* Start Supplied material *

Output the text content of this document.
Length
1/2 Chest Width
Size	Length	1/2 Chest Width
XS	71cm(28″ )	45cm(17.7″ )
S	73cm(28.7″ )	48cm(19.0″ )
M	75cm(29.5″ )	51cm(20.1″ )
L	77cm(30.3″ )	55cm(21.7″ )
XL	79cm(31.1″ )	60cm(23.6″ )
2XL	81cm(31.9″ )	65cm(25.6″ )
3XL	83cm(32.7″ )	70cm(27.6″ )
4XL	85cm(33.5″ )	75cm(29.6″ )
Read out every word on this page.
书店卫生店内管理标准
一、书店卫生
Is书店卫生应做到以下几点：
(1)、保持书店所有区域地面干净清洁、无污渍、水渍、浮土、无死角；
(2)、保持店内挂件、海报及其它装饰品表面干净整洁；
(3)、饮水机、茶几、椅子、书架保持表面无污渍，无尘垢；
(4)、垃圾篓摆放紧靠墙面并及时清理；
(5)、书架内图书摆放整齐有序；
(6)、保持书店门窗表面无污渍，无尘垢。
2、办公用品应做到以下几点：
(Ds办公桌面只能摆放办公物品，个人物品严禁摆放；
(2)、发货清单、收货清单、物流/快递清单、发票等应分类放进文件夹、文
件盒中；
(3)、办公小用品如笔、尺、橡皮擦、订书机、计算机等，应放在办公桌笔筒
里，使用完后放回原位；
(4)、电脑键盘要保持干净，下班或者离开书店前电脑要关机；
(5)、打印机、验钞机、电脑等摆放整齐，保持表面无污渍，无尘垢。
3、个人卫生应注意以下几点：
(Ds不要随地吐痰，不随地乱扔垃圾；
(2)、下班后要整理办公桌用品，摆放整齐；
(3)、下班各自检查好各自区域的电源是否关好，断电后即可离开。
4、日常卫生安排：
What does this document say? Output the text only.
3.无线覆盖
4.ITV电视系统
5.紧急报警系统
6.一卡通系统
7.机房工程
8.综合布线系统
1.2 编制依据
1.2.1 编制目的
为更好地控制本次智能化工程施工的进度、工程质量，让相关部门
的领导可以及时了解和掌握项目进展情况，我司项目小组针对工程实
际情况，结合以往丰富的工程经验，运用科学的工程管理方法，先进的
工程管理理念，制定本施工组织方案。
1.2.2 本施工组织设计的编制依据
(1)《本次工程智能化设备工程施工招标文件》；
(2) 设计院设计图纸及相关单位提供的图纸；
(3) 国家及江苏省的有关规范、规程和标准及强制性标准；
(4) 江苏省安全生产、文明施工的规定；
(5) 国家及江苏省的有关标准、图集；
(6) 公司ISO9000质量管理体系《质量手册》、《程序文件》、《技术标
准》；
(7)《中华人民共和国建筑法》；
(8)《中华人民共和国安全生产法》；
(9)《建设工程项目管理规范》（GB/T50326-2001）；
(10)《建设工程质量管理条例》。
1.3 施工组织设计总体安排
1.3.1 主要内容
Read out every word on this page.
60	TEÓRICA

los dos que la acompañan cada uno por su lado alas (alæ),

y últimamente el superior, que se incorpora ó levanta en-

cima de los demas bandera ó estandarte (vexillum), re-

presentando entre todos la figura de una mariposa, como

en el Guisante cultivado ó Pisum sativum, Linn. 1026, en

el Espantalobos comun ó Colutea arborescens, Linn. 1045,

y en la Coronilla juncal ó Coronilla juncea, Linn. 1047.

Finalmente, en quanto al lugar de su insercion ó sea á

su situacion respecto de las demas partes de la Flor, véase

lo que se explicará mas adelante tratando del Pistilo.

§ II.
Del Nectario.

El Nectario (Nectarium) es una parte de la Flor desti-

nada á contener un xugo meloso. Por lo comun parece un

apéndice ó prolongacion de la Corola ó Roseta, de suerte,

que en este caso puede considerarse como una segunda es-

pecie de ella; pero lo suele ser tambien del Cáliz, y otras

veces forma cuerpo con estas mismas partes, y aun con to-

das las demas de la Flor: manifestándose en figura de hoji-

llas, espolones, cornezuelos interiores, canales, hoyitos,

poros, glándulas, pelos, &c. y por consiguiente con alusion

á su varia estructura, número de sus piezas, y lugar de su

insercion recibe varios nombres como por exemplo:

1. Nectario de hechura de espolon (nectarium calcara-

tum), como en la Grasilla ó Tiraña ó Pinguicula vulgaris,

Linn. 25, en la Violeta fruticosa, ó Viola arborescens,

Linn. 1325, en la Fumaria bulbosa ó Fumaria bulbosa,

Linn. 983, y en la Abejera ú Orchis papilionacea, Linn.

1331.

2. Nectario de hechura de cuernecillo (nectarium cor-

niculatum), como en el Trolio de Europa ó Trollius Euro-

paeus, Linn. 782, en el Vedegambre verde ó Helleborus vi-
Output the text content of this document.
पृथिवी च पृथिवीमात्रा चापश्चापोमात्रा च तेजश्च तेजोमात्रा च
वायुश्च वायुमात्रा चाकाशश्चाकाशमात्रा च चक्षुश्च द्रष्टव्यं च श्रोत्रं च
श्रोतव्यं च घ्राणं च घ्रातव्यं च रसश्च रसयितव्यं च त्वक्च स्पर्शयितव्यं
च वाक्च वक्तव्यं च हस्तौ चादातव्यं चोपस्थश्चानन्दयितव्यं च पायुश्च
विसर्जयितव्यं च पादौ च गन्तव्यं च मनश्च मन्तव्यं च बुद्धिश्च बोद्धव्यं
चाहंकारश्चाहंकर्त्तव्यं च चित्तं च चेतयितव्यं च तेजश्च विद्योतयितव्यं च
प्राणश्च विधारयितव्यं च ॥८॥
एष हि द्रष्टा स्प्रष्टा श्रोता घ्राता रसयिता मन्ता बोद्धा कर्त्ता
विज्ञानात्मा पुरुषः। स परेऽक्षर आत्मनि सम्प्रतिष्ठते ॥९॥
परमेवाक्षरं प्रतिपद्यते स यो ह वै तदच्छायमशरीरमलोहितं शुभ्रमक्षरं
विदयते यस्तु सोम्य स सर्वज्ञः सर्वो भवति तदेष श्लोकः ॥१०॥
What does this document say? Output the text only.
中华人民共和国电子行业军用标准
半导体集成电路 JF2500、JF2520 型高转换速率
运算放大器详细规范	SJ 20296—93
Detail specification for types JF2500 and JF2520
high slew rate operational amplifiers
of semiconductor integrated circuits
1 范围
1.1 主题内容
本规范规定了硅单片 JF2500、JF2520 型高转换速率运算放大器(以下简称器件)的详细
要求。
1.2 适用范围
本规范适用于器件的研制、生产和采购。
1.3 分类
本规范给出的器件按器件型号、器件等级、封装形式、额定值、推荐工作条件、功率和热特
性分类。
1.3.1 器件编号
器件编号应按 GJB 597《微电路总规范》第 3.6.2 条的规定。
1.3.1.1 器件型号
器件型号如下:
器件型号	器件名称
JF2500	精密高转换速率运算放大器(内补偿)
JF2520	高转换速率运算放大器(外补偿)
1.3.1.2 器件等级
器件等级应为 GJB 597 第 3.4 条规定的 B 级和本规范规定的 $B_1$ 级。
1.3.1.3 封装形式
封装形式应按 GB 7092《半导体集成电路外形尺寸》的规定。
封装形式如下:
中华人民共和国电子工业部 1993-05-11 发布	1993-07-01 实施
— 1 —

* End Supplied material *

• [Problem]:
Using the listing, copy every line where the word "Linn" shows up.

• [Correct response]:
en el Guisante cultivado ó Pisum sativum, Linn. 1026, en
el Espantalobos comun ó Colutea arborescens, Linn. 1045,
y en la Coronilla juncal ó Coronilla juncea, Linn. 1047.
Linn. 25, en la Violeta fruticosa, ó Viola arborescens,
Linn. 1325, en la Fumaria bulbosa ó Fumaria bulbosa,
Linn. 983, y en la Abejera ú Orchis papilionacea, Linn.
paeus, Linn. 782, en el Vedegambre verde ó Helleborus vi-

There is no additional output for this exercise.